»»

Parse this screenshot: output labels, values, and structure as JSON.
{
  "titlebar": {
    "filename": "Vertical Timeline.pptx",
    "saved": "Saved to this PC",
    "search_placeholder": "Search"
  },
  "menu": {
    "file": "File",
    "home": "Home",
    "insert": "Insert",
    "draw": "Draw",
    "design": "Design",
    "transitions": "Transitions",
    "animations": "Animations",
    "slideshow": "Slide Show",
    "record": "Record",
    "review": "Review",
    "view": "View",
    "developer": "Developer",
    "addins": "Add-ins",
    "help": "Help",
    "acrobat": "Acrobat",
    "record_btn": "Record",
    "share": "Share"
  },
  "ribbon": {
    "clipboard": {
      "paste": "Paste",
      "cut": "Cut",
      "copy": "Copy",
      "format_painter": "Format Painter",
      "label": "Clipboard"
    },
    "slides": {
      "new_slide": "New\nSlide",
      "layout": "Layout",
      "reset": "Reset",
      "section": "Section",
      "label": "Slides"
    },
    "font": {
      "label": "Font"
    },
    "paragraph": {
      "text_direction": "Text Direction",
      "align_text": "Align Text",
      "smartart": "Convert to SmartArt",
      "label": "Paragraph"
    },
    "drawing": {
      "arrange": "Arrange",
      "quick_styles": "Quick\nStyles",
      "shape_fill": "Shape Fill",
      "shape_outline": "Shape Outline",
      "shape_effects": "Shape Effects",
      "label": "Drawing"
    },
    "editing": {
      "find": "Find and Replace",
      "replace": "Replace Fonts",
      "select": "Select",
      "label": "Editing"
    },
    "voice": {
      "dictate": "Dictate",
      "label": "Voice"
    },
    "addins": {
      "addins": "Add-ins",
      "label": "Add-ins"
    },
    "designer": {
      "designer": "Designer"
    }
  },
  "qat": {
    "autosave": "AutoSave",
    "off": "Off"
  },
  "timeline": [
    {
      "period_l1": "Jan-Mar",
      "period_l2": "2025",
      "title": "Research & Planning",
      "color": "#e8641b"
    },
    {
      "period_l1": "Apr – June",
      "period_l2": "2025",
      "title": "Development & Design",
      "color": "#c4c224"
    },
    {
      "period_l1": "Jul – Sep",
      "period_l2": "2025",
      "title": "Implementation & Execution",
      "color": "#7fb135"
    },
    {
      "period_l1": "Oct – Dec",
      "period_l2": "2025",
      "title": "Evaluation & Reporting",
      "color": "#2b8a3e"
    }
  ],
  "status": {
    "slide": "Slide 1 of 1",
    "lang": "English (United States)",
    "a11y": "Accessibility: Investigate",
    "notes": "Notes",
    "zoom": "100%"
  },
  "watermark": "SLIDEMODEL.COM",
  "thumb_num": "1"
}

««

DO THIS.
From the listing above, extract every line exactly as it stands.

EXERCISE SOLUTION.
Parse this screenshot: output labels, values, and structure as JSON.
{
  "titlebar": {
    "filename": "Vertical Timeline.pptx",
    "saved": "Saved to this PC",
    "search_placeholder": "Search"
  },
  "menu": {
    "file": "File",
    "home": "Home",
    "insert": "Insert",
    "draw": "Draw",
    "design": "Design",
    "transitions": "Transitions",
    "animations": "Animations",
    "slideshow": "Slide Show",
    "record": "Record",
    "review": "Review",
    "view": "View",
    "developer": "Developer",
    "addins": "Add-ins",
    "help": "Help",
    "acrobat": "Acrobat",
    "record_btn": "Record",
    "share": "Share"
  },
  "ribbon": {
    "clipboard": {
      "paste": "Paste",
      "cut": "Cut",
      "copy": "Copy",
      "format_painter": "Format Painter",
      "label": "Clipboard"
    },
    "slides": {
      "new_slide": "New\nSlide",
      "layout": "Layout",
      "reset": "Reset",
      "section": "Section",
      "label": "Slides"
    },
    "font": {
      "label": "Font"
    },
    "paragraph": {
      "text_direction": "Text Direction",
      "align_text": "Align Text",
      "smartart": "Convert to SmartArt",
      "label": "Paragraph"
    },
    "drawing": {
      "arrange": "Arrange",
      "quick_styles": "Quick\nStyles",
      "shape_fill": "Shape Fill",
      "shape_outline": "Shape Outline",
      "shape_effects": "Shape Effects",
      "label": "Drawing"
    },
    "editing": {
      "find": "Find and Replace",
      "replace": "Replace Fonts",
      "select": "Select",
      "label": "Editing"
    },
    "voice": {
      "dictate": "Dictate",
      "label": "Voice"
    },
    "addins": {
      "addins": "Add-ins",
      "label": "Add-ins"
    },
    "designer": {
      "designer": "Designer"
    }
  },
  "qat": {
    "autosave": "AutoSave",
    "off": "Off"
  },
  "timeline": [
    {
      "period_l1": "Jan-Mar",
      "period_l2": "2025",
      "title": "Research & Planning",
      "color": "#e8641b"
    },
    {
      "period_l1": "Apr – June",
      "period_l2": "2025",
      "title": "Development & Design",
      "color": "#c4c224"
    },
    {
      "period_l1": "Jul – Sep",
      "period_l2": "2025",
      "title": "Implementation & Execution",
      "color": "#7fb135"
    },
    {
      "period_l1": "Oct – Dec",
      "period_l2": "2025",
      "title": "Evaluation & Reporting",
      "color": "#2b8a3e"
    }
  ],
  "status": {
    "slide": "Slide 1 of 1",
    "lang": "English (United States)",
    "a11y": "Accessibility: Investigate",
    "notes": "Notes",
    "zoom": "100%"
  },
  "watermark": "SLIDEMODEL.COM",
  "thumb_num": "1"
}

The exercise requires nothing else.